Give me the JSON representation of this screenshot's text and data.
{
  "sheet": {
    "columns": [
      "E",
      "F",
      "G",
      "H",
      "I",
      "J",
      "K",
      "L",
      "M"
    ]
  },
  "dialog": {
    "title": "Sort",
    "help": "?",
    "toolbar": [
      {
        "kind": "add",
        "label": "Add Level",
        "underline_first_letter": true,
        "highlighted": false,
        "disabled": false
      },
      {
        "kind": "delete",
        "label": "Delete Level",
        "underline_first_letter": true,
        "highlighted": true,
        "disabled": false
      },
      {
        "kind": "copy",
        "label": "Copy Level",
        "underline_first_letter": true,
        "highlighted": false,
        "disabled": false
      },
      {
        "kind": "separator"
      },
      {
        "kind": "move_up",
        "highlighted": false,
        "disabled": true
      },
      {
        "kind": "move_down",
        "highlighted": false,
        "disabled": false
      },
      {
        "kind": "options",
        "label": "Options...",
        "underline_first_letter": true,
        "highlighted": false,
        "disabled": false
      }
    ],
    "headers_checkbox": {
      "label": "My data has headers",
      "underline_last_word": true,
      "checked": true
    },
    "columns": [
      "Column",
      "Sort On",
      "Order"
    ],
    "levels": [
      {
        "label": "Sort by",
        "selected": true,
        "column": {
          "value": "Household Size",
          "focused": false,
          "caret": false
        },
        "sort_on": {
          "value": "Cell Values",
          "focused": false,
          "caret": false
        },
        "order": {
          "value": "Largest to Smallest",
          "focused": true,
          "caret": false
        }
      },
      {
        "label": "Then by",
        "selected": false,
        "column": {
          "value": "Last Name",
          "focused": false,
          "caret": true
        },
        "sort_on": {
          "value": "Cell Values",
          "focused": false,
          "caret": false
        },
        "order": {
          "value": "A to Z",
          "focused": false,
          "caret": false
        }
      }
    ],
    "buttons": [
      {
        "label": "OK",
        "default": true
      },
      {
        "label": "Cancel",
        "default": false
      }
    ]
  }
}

□ □ □

Task to carry out:
Pull out each line of the listing that holds the string "label".

Exercise response:
        "label": "Add Level",
        "label": "Delete Level",
        "label": "Copy Level",
        "label": "Options...",
      "label": "My data has headers",
        "label": "Sort by",
        "label": "Then by",
        "label": "OK",
        "label": "Cancel",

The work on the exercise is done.